-------- DOCUMENT SECTION --------

FIG. 20 is a sequence diagram presenting handoff activities in a distributed antenna system so as to describe concrete processing of S21.

The route control device 7 measures receiving powers of an uplink signal from a terminal, and posts an RRH preference list, which is based on a result of comparison among RRHs, to the cell multiple access control device 9. In the cell multiple access control device 9, the user grouping unit (user grouping for candidates) 404 determines a configuration ID and cell ID for the terminal as it usually does. After the determination is made, if the cell ID is changed from one to another, a handoff is executed.

When a handoff is executed, the cell multiple access control device 9 changes an entity, which performs signal processing for the terminal, from the cell individual signal processing unit 309-1 for a moving source to the cell individual signal processing unit 309-2 for a moving destination. If data being communication remains in the cell individual signal processing unit 309-1 for the moving source, the data being communicated is dislocated to the cell individual signal processing unit 309-2 for the moving destination.

FIG. 21 is a sequence diagram presenting a handoff activity from the distributed antenna system 10-1 to another distributed antenna system or a base station 10-2.

-------- MATERIAL SHOWN --------

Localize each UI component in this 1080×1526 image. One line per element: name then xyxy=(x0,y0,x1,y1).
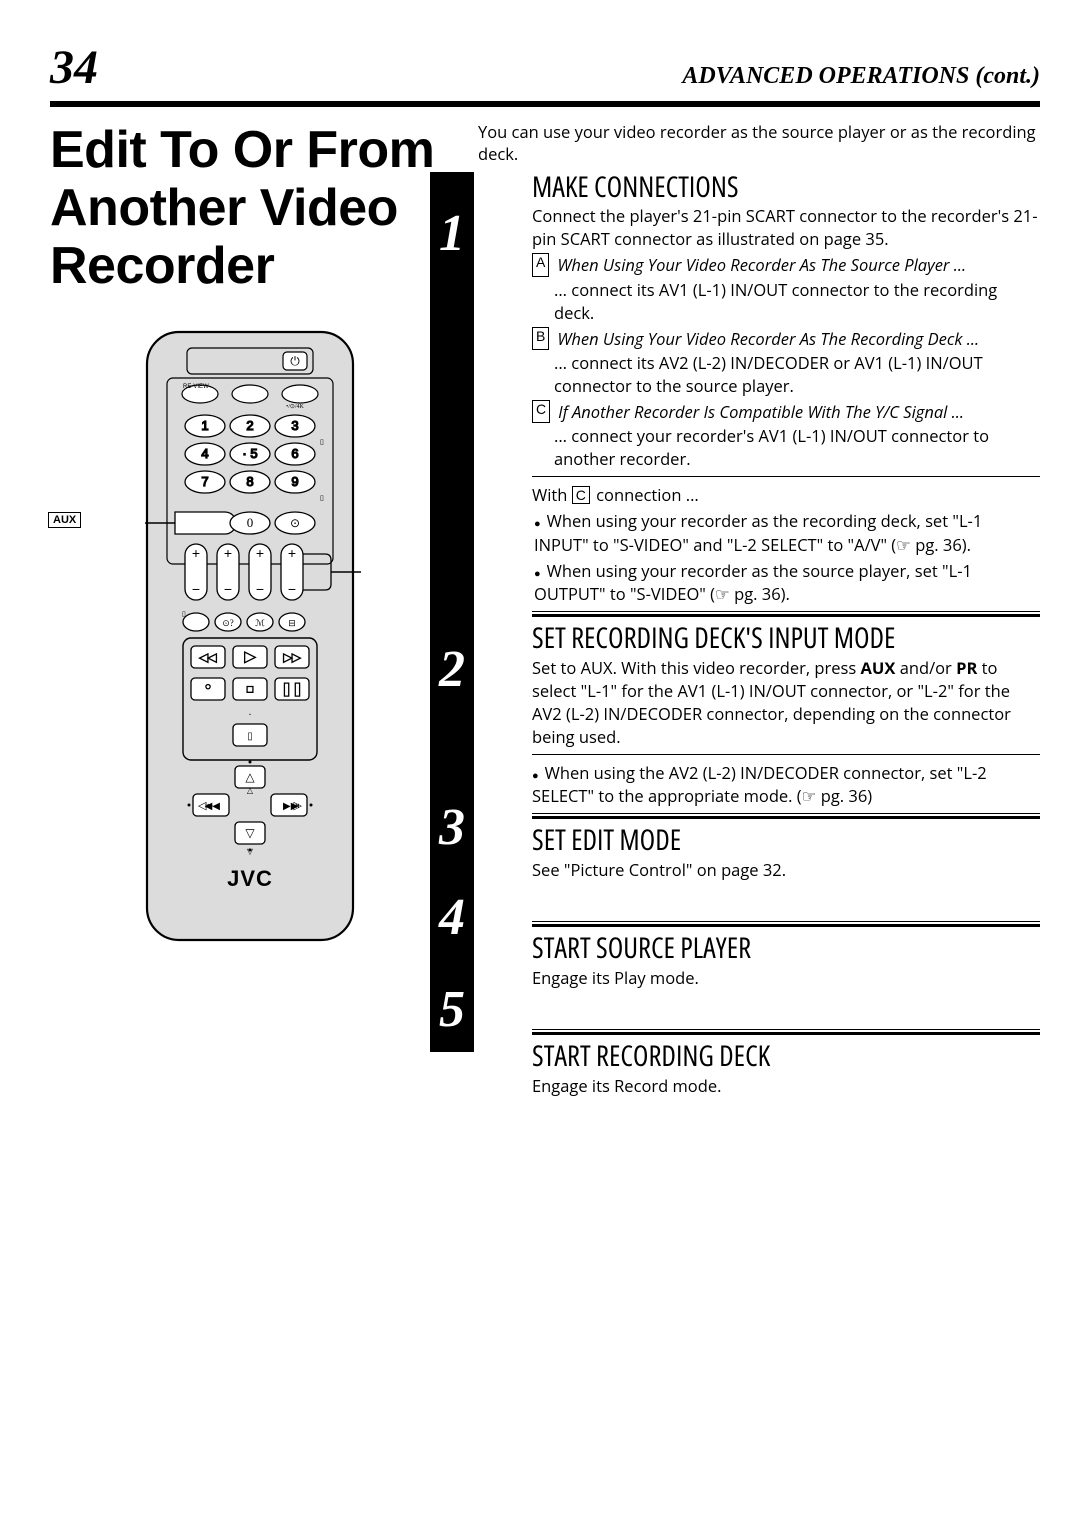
step-number-4: 4 xyxy=(430,892,474,944)
svg-text:◀◀: ◀◀ xyxy=(200,652,217,664)
svg-text:△: △ xyxy=(247,786,254,795)
section-header: ADVANCED OPERATIONS (cont.) xyxy=(682,63,1040,90)
step-1-bullet-2: When using your recorder as the source p… xyxy=(532,559,1040,605)
intro-text: You can use your video recorder as the s… xyxy=(478,121,1040,166)
step-4: START SOURCE PLAYER Engage its Play mode… xyxy=(532,933,1040,989)
svg-text:· 5: · 5 xyxy=(242,446,257,461)
step-5-heading: START RECORDING DECK xyxy=(532,1041,1040,1072)
step-2-heading: SET RECORDING DECK'S INPUT MODE xyxy=(532,623,1040,654)
step-3-heading: SET EDIT MODE xyxy=(532,825,1040,856)
svg-text:▯: ▯ xyxy=(320,439,324,446)
step-2: SET RECORDING DECK'S INPUT MODE Set to A… xyxy=(532,623,1040,807)
case-c-title: If Another Recorder Is Compatible With T… xyxy=(558,400,964,423)
svg-text:JVC: JVC xyxy=(227,866,273,891)
step-1-divider xyxy=(532,476,1040,477)
step-4-body: Engage its Play mode. xyxy=(532,966,1040,989)
case-a-body: ... connect its AV1 (L-1) IN/OUT connect… xyxy=(532,278,1040,324)
svg-text:+: + xyxy=(256,545,264,561)
step-1-heading: MAKE CONNECTIONS xyxy=(532,172,1040,203)
svg-text:−: − xyxy=(224,581,232,597)
aux-callout-label: AUX xyxy=(48,512,81,528)
case-c-body: ... connect your recorder's AV1 (L-1) IN… xyxy=(532,424,1040,470)
svg-text:❚❚: ❚❚ xyxy=(281,681,303,697)
step-1-case-b: B When Using Your Video Recorder As The … xyxy=(532,327,1040,350)
svg-text:■: ■ xyxy=(246,682,253,696)
letter-box-a: A xyxy=(532,253,549,276)
step-3: SET EDIT MODE See "Picture Control" on p… xyxy=(532,825,1040,881)
svg-text:−: − xyxy=(256,581,264,597)
step-2-bullet: When using the AV2 (L-2) IN/DECODER conn… xyxy=(532,761,1040,807)
svg-text:⊙?: ⊙? xyxy=(222,618,234,628)
svg-text:·: · xyxy=(248,710,251,721)
case-a-title: When Using Your Video Recorder As The So… xyxy=(557,253,966,276)
step-1-case-c: C If Another Recorder Is Compatible With… xyxy=(532,400,1040,423)
svg-text:•/⊙/4K: •/⊙/4K xyxy=(286,404,304,410)
svg-text:ℳ: ℳ xyxy=(255,618,265,628)
svg-text:2: 2 xyxy=(246,418,253,433)
rule-after-step-3 xyxy=(532,921,1040,927)
svg-text:◀◀: ◀◀ xyxy=(205,801,221,812)
svg-text:▶▶: ▶▶ xyxy=(284,652,301,664)
svg-text:1: 1 xyxy=(201,418,208,433)
step-1-bullet-1: When using your recorder as the recordin… xyxy=(532,509,1040,555)
svg-text:+: + xyxy=(192,545,200,561)
case-b-body: ... connect its AV2 (L-2) IN/DECODER or … xyxy=(532,351,1040,397)
svg-text:▯: ▯ xyxy=(247,731,253,742)
svg-text:3: 3 xyxy=(291,418,298,433)
step-5-body: Engage its Record mode. xyxy=(532,1074,1040,1097)
svg-text:⊟: ⊟ xyxy=(288,618,296,628)
svg-text:▯: ▯ xyxy=(320,495,324,502)
svg-text:9: 9 xyxy=(291,474,298,489)
remote-illustration: ⏻ RE-VIEW •/⊙/4K 1 2 3 4 · 5 6 7 xyxy=(50,326,450,946)
step-1-lead: Connect the player's 21-pin SCART connec… xyxy=(532,204,1040,250)
svg-text:△: △ xyxy=(245,770,255,784)
svg-text:−: − xyxy=(288,581,296,597)
svg-text:7: 7 xyxy=(201,474,208,489)
step-number-3: 3 xyxy=(430,802,474,854)
step-4-heading: START SOURCE PLAYER xyxy=(532,933,1040,964)
svg-text:•: • xyxy=(205,677,211,697)
svg-text:▶: ▶ xyxy=(245,650,256,665)
letter-box-c: C xyxy=(532,400,550,423)
with-c-line: With C connection ... xyxy=(532,483,1040,506)
svg-text:+: + xyxy=(288,545,296,561)
svg-text:8: 8 xyxy=(246,474,253,489)
step-2-divider xyxy=(532,754,1040,755)
letter-box-b: B xyxy=(532,327,549,350)
letter-box-c-inline: C xyxy=(572,486,590,504)
svg-text:▽: ▽ xyxy=(245,826,255,840)
page-number: 34 xyxy=(50,40,98,95)
svg-text:⊙: ⊙ xyxy=(290,516,300,530)
rule-after-step-2 xyxy=(532,813,1040,819)
step-number-5: 5 xyxy=(430,984,474,1036)
svg-text:6: 6 xyxy=(291,446,298,461)
svg-text:0: 0 xyxy=(247,515,254,530)
step-5: START RECORDING DECK Engage its Record m… xyxy=(532,1041,1040,1097)
svg-text:⏻: ⏻ xyxy=(290,354,300,368)
svg-text:▽: ▽ xyxy=(247,847,254,856)
step-number-column: 1 2 3 4 5 xyxy=(430,172,474,1052)
svg-text:4: 4 xyxy=(201,446,208,461)
svg-text:▶▶: ▶▶ xyxy=(283,801,299,812)
case-b-title: When Using Your Video Recorder As The Re… xyxy=(557,327,979,350)
header-rule xyxy=(50,101,1040,107)
step-1: MAKE CONNECTIONS Connect the player's 21… xyxy=(532,172,1040,605)
rule-after-step-1 xyxy=(532,611,1040,617)
rule-after-step-4 xyxy=(532,1029,1040,1035)
step-3-body: See "Picture Control" on page 32. xyxy=(532,858,1040,881)
step-2-body: Set to AUX. With this video recorder, pr… xyxy=(532,656,1040,748)
svg-text:RE-VIEW: RE-VIEW xyxy=(183,384,209,390)
step-number-1: 1 xyxy=(430,208,474,260)
step-number-2: 2 xyxy=(430,644,474,696)
svg-text:▯: ▯ xyxy=(182,610,186,618)
svg-text:+: + xyxy=(224,545,232,561)
step-1-case-a: A When Using Your Video Recorder As The … xyxy=(532,253,1040,276)
svg-text:−: − xyxy=(192,581,200,597)
page-title: Edit To Or From Another Video Recorder xyxy=(50,121,450,296)
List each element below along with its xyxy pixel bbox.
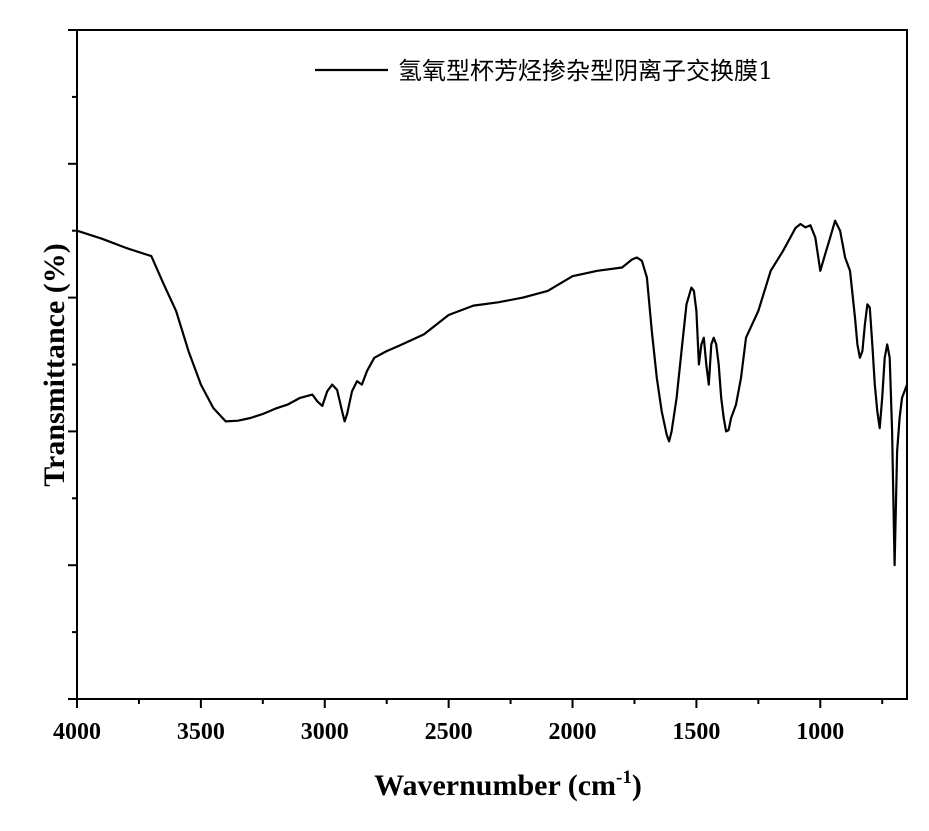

--------

Answer these questions from the handoff text:
(a) Which device measures the receiving powers of an uplink signal from a terminal?
(b) What change causes a handoff to be executed?
(c) What does FIG. 21 present?

> _OUTPUT BELOW_:
(a) The route control device 7.
(b) The cell ID is changed from one to another after the determination.
(c) A handoff activity from the distributed antenna system 10-1 to another distributed antenna system or a base station 10-2.